#### Exercise directions:
Repeat the listing word for word, starting with its first line and ending with the line that contains "Point [131, 503, 153, 517]", including both of those lines.

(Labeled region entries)
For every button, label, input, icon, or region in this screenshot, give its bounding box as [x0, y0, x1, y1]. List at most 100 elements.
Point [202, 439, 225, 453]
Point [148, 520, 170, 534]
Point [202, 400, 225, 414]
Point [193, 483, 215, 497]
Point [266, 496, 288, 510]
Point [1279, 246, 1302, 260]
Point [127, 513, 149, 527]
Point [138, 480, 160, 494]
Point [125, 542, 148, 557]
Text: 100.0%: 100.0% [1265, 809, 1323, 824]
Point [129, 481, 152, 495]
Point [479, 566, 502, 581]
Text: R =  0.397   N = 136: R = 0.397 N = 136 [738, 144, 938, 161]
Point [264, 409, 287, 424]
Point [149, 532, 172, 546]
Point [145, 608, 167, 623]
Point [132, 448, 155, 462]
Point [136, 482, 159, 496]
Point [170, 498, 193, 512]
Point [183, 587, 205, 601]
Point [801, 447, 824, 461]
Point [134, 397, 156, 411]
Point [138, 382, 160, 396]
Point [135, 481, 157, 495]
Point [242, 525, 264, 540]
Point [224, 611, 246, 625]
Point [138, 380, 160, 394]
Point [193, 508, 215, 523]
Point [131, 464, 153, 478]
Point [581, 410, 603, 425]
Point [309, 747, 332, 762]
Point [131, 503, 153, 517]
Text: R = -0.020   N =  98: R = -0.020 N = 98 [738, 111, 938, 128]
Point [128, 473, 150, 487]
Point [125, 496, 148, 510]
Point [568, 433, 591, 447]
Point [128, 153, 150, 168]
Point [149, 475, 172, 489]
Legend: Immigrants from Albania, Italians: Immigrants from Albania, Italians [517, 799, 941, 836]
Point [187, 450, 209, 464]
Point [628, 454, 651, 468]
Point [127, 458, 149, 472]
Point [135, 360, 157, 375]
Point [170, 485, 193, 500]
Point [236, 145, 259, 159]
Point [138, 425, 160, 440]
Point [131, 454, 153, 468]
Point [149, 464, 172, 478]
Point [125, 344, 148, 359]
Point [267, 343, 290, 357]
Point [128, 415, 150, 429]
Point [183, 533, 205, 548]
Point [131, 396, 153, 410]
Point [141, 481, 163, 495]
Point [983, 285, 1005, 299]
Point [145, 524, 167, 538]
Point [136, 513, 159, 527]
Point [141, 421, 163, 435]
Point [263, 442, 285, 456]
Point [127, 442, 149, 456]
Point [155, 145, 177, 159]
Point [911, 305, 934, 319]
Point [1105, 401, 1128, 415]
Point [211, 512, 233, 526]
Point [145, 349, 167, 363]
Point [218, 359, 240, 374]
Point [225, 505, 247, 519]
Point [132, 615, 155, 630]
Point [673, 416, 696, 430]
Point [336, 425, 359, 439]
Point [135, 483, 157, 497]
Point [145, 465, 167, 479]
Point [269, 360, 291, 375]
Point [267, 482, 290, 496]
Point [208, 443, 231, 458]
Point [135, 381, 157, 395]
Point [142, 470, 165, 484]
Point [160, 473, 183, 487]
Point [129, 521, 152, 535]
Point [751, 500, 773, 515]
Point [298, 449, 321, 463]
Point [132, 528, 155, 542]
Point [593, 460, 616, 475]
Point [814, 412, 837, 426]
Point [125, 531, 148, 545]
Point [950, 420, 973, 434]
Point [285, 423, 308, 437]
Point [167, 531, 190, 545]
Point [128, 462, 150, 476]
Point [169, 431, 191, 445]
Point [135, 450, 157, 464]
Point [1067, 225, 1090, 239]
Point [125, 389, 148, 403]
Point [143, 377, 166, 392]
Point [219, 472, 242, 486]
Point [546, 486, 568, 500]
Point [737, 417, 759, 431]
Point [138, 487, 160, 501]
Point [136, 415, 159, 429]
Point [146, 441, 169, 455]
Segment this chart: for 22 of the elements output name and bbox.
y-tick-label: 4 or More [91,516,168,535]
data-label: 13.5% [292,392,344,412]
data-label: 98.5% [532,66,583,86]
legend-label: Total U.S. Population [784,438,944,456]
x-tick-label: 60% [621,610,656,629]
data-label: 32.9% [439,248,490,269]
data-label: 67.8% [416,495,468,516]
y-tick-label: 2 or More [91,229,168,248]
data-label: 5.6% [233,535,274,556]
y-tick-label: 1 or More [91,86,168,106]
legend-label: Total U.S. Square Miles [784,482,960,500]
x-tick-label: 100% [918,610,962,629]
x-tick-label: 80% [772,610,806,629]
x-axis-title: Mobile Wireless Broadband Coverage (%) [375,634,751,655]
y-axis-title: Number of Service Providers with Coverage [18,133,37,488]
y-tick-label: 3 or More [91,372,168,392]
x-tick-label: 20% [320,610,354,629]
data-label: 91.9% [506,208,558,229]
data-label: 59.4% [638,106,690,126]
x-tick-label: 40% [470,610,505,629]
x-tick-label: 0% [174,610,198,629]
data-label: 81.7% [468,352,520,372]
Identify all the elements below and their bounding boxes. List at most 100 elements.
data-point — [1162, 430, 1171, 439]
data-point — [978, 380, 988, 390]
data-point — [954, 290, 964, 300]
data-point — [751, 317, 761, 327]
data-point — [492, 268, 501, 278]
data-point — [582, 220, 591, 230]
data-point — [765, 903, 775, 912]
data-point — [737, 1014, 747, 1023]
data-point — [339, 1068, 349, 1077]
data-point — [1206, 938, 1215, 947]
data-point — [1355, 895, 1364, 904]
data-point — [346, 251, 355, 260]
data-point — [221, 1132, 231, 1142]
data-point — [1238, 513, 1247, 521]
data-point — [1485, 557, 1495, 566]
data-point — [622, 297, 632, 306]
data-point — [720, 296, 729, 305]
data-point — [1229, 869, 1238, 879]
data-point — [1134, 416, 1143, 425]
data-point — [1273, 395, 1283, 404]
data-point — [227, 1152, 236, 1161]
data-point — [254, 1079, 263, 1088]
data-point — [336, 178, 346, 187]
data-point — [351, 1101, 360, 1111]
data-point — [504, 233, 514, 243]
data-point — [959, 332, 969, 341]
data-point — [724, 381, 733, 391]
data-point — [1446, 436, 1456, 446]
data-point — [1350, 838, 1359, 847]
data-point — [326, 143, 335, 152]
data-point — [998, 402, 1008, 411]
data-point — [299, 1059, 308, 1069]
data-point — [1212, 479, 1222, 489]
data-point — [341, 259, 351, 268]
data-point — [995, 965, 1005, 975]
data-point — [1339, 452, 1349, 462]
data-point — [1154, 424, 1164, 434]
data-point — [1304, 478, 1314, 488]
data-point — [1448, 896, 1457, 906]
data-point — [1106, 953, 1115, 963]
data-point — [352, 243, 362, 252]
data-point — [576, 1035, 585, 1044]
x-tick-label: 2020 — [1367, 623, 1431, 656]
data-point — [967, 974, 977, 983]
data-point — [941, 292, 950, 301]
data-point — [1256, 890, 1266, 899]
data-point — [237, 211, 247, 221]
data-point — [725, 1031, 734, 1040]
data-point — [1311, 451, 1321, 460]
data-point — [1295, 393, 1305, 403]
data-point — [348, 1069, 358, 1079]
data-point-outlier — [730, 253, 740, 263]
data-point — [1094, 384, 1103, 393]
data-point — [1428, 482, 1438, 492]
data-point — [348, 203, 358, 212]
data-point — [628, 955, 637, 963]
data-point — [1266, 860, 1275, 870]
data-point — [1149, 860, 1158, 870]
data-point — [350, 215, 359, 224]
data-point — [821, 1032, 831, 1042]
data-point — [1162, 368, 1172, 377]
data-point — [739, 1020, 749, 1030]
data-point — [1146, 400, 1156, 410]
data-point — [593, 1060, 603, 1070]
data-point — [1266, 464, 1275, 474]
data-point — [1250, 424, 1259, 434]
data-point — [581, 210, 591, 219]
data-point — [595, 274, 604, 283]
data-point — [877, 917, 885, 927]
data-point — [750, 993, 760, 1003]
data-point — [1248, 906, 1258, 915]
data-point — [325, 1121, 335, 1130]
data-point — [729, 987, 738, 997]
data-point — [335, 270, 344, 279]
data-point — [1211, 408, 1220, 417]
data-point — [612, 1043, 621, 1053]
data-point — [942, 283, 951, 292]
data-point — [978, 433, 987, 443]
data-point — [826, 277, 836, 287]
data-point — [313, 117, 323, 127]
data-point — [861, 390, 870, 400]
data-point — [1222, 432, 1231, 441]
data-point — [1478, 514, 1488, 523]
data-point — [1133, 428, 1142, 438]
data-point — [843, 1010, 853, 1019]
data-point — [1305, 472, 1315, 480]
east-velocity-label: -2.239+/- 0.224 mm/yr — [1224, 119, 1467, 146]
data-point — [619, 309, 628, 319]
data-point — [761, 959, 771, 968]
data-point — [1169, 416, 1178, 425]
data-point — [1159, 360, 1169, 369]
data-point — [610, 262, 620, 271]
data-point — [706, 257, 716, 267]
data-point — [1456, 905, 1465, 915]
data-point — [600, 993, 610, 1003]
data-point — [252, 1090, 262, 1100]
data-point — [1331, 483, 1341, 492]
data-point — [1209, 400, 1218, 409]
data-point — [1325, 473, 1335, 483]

#### Result of this exercise:
For every button, label, input, icon, or region in this screenshot, give its bounding box as [x0, y0, x1, y1]. List at most 100 elements.
Point [202, 439, 225, 453]
Point [148, 520, 170, 534]
Point [202, 400, 225, 414]
Point [193, 483, 215, 497]
Point [266, 496, 288, 510]
Point [1279, 246, 1302, 260]
Point [127, 513, 149, 527]
Point [138, 480, 160, 494]
Point [125, 542, 148, 557]
Text: 100.0%: 100.0% [1265, 809, 1323, 824]
Point [129, 481, 152, 495]
Point [479, 566, 502, 581]
Text: R =  0.397   N = 136: R = 0.397 N = 136 [738, 144, 938, 161]
Point [264, 409, 287, 424]
Point [149, 532, 172, 546]
Point [145, 608, 167, 623]
Point [132, 448, 155, 462]
Point [136, 482, 159, 496]
Point [170, 498, 193, 512]
Point [183, 587, 205, 601]
Point [801, 447, 824, 461]
Point [134, 397, 156, 411]
Point [138, 382, 160, 396]
Point [135, 481, 157, 495]
Point [242, 525, 264, 540]
Point [224, 611, 246, 625]
Point [138, 380, 160, 394]
Point [193, 508, 215, 523]
Point [131, 464, 153, 478]
Point [581, 410, 603, 425]
Point [309, 747, 332, 762]
Point [131, 503, 153, 517]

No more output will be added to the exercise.